Extracts from a graphics dataset
________________________________________
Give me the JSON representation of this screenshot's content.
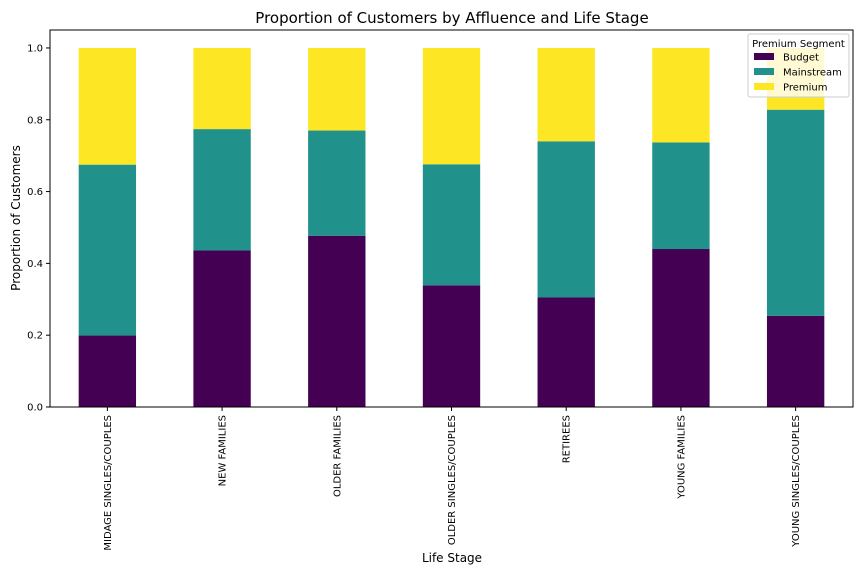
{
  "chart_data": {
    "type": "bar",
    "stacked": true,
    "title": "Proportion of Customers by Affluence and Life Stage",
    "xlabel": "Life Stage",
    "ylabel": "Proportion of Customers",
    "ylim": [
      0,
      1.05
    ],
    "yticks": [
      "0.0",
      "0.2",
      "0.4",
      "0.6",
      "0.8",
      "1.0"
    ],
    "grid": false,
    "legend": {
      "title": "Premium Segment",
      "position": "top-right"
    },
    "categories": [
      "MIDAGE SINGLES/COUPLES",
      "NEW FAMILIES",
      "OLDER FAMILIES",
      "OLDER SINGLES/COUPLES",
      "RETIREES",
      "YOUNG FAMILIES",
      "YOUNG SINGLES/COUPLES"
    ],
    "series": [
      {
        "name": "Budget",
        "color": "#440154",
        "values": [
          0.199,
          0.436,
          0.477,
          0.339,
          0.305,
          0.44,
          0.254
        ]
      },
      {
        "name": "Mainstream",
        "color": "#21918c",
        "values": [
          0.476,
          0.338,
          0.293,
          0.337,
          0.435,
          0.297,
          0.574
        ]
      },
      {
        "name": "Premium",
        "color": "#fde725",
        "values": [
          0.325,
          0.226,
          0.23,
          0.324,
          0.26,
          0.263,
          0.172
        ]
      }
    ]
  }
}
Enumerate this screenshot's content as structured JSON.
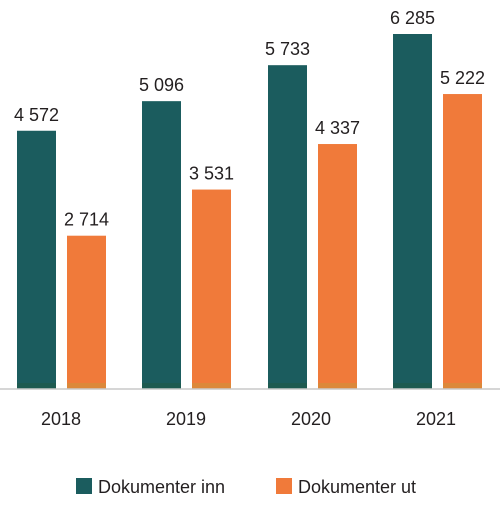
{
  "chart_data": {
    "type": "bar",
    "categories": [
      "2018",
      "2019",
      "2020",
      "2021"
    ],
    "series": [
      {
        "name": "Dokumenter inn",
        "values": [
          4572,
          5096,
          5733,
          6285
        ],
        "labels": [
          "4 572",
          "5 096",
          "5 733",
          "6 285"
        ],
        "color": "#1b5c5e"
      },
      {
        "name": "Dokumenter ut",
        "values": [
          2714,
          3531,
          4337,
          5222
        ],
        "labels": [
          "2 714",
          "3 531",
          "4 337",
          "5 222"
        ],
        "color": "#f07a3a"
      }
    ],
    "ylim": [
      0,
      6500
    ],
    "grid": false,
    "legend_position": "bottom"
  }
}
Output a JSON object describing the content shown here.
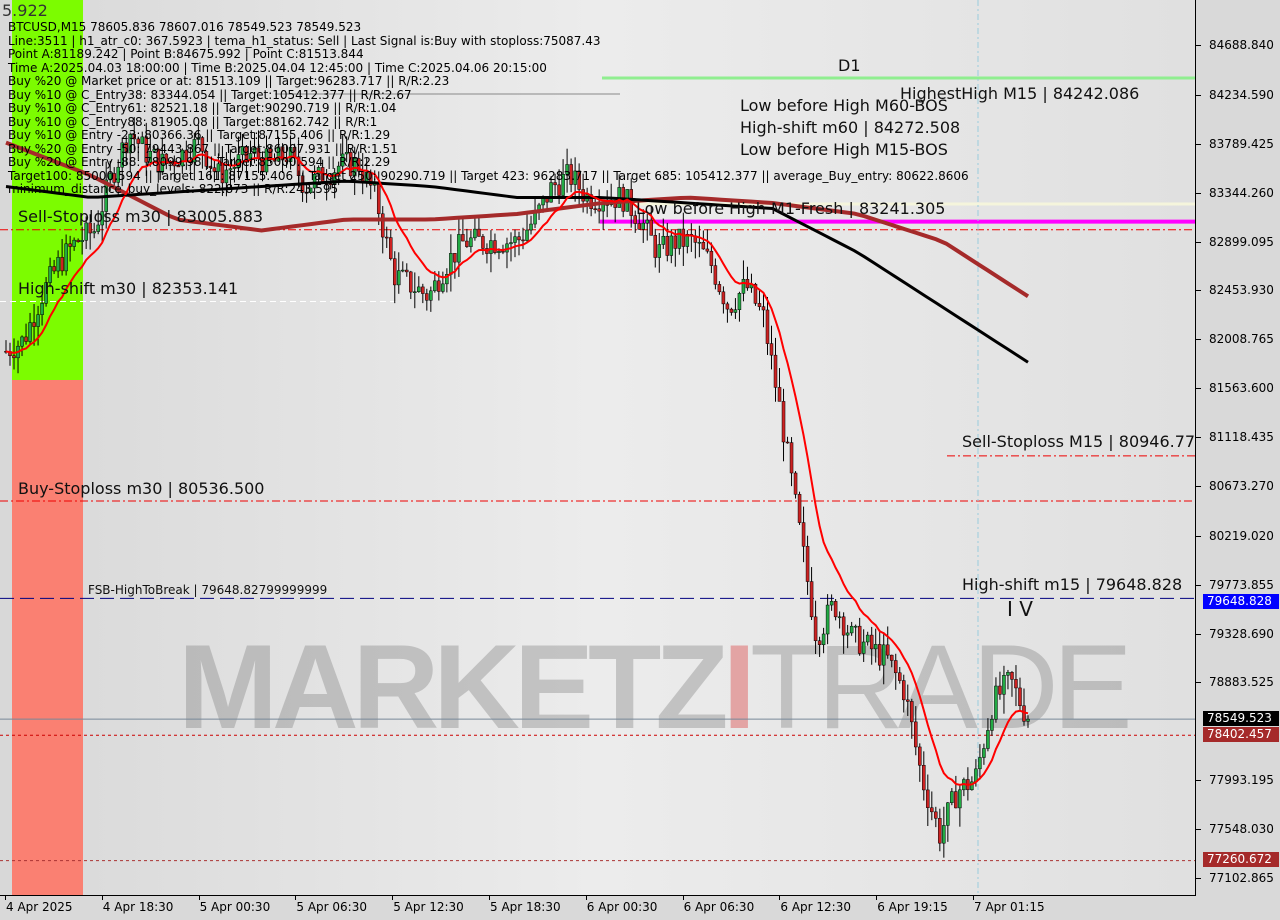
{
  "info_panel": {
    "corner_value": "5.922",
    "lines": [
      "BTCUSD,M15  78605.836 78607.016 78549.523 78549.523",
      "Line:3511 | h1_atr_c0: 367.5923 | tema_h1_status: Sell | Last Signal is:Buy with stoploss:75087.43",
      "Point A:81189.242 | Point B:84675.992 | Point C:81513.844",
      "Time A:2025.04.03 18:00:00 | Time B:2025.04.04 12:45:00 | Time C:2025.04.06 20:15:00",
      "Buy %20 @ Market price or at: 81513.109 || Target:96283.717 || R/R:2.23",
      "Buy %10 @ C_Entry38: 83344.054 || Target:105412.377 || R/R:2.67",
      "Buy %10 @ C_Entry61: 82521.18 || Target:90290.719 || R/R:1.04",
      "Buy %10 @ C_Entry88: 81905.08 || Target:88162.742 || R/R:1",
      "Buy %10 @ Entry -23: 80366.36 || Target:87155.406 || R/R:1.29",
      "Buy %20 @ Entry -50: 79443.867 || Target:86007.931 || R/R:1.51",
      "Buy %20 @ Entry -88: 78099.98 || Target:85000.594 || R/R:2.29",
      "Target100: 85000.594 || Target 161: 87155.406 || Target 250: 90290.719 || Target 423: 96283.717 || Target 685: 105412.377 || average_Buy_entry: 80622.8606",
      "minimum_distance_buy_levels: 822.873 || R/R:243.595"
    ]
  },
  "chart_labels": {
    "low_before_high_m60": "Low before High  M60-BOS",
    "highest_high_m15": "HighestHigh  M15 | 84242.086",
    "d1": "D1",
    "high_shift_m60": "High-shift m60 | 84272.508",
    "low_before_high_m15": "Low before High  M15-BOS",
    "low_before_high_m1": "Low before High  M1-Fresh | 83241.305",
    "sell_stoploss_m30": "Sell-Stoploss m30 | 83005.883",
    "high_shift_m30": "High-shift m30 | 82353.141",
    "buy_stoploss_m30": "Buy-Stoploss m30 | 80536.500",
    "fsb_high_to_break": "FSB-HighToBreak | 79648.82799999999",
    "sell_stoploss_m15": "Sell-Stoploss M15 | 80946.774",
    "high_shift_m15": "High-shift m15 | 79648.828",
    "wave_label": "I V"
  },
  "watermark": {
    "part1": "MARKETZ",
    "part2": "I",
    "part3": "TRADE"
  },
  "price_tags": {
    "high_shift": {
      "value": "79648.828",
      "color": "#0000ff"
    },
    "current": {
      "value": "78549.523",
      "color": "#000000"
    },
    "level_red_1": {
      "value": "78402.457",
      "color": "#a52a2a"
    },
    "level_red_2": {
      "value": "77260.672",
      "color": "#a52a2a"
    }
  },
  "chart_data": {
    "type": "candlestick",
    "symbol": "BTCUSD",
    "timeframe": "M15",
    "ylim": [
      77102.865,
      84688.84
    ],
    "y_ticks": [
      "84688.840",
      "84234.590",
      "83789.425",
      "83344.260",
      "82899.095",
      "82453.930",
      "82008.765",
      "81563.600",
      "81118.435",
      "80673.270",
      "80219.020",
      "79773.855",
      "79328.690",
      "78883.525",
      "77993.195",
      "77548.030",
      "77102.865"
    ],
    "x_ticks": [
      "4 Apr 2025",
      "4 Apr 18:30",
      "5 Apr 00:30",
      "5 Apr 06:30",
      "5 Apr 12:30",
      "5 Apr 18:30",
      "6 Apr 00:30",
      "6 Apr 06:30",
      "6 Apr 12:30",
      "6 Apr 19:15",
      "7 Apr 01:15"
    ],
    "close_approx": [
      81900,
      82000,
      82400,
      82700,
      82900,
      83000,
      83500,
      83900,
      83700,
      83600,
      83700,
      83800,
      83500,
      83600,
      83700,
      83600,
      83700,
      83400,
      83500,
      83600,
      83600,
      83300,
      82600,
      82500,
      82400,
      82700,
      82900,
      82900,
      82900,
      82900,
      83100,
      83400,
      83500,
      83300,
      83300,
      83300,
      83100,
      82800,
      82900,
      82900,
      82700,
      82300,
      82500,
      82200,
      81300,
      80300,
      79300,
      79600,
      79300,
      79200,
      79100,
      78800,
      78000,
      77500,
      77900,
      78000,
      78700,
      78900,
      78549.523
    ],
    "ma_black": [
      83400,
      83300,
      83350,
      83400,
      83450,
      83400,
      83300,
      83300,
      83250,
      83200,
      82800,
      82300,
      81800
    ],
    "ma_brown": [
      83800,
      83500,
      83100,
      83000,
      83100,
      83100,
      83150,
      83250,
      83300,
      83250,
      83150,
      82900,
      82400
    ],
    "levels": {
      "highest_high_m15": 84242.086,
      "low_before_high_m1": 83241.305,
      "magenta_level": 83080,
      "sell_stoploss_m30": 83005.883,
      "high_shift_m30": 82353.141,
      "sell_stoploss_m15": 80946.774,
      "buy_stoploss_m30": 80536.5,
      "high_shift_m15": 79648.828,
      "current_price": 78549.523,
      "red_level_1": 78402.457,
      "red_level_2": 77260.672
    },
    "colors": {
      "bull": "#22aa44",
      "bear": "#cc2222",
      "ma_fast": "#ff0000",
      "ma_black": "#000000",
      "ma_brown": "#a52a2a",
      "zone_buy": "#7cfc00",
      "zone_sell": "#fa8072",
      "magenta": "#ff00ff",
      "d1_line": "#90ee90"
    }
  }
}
________________________________________
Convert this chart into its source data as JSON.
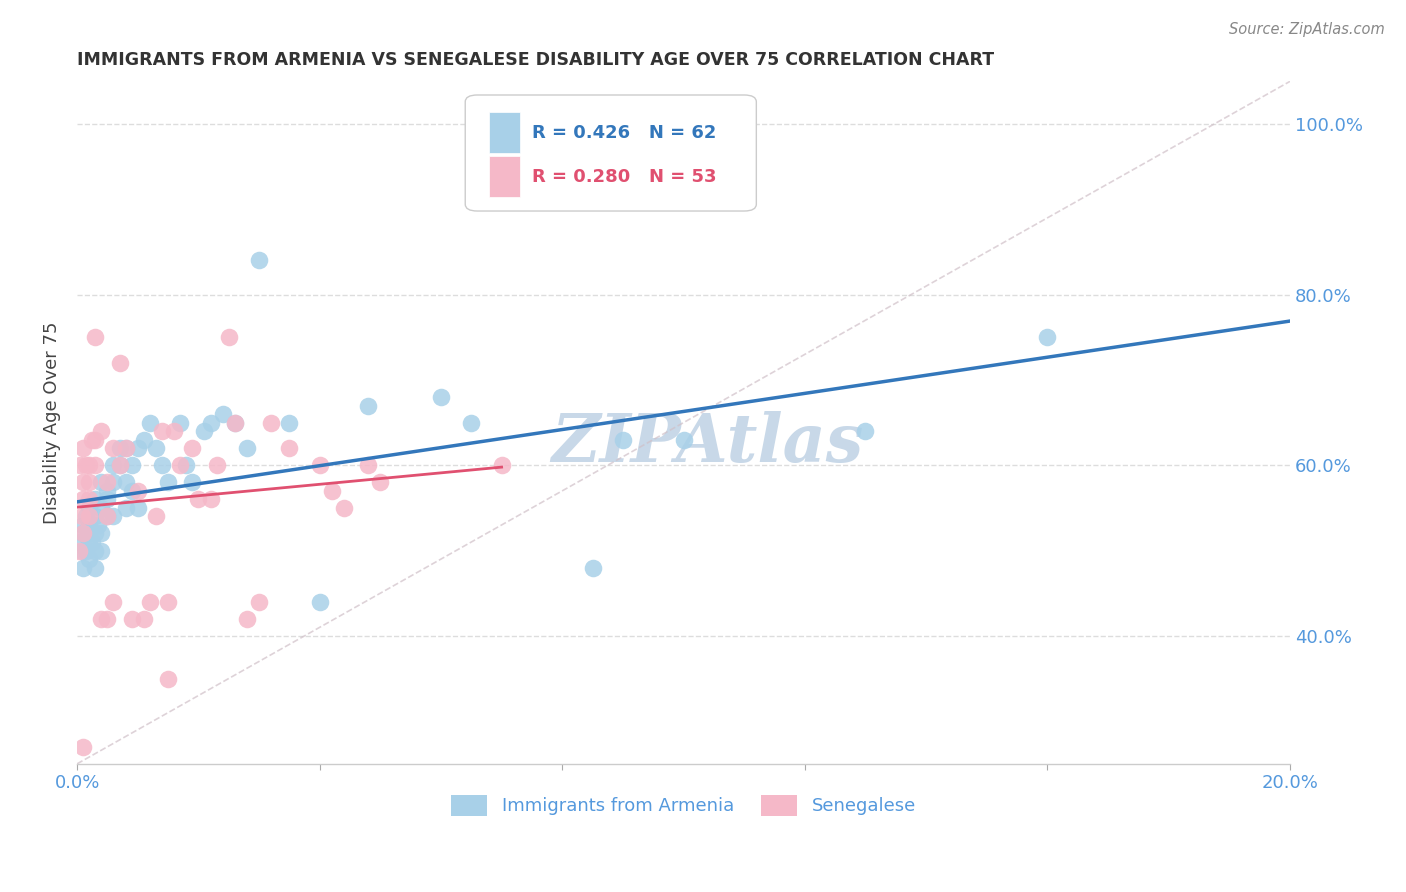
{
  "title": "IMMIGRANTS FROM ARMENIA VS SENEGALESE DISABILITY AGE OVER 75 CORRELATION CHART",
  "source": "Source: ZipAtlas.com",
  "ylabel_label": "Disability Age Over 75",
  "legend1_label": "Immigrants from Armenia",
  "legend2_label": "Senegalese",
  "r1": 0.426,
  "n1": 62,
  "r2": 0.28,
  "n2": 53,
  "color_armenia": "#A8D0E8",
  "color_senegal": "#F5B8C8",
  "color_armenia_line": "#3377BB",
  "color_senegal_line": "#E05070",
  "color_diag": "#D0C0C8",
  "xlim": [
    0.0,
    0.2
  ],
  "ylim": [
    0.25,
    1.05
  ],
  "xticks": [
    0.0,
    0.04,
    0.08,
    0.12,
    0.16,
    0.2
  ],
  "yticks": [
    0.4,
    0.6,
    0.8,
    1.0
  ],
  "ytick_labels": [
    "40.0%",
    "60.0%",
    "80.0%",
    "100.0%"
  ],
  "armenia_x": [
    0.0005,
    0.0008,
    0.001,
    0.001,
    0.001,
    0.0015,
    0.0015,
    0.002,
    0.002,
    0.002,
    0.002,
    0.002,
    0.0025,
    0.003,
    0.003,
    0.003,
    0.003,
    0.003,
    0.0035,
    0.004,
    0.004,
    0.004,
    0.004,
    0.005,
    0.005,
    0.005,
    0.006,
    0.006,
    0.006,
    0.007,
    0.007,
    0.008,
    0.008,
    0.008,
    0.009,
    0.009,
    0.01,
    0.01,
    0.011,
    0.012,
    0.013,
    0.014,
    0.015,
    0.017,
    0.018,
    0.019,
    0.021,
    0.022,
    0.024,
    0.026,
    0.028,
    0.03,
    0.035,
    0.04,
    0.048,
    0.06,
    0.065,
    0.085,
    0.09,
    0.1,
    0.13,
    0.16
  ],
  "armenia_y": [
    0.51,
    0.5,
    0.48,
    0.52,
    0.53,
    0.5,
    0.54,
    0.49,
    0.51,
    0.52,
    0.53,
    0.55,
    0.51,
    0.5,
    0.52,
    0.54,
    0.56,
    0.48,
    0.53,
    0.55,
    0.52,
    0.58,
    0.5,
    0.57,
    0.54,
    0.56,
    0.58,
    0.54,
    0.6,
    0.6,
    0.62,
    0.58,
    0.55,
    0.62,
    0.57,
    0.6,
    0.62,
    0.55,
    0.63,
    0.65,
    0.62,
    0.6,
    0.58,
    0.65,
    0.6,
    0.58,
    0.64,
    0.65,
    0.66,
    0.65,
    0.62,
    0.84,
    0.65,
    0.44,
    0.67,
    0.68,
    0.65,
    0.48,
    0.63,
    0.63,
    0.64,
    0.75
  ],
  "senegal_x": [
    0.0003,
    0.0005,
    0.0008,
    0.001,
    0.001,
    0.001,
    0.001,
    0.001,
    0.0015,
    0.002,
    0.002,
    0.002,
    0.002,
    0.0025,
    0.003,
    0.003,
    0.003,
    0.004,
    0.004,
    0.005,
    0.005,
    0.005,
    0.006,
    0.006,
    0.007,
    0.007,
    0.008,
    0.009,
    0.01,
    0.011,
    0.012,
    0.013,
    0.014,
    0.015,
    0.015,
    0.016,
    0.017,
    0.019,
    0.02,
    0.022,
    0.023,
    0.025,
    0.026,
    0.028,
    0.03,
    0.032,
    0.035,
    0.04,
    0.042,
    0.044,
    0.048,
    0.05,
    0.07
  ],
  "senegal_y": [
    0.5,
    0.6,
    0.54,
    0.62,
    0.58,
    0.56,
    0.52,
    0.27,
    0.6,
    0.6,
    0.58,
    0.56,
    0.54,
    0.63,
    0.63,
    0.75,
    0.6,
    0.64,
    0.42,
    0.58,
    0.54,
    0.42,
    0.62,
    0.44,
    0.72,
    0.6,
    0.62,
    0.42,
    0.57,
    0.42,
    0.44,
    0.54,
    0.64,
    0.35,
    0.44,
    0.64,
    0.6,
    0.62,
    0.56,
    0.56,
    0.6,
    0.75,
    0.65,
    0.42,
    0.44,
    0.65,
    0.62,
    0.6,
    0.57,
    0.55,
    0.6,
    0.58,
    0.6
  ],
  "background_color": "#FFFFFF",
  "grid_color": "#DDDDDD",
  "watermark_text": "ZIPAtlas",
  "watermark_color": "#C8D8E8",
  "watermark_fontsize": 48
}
________________________________________
Problem requirements: Go through the records above and copy every line with the word "Dokumenter".

Exercise output:
        "name": "Dokumenter inn",
        "name": "Dokumenter ut",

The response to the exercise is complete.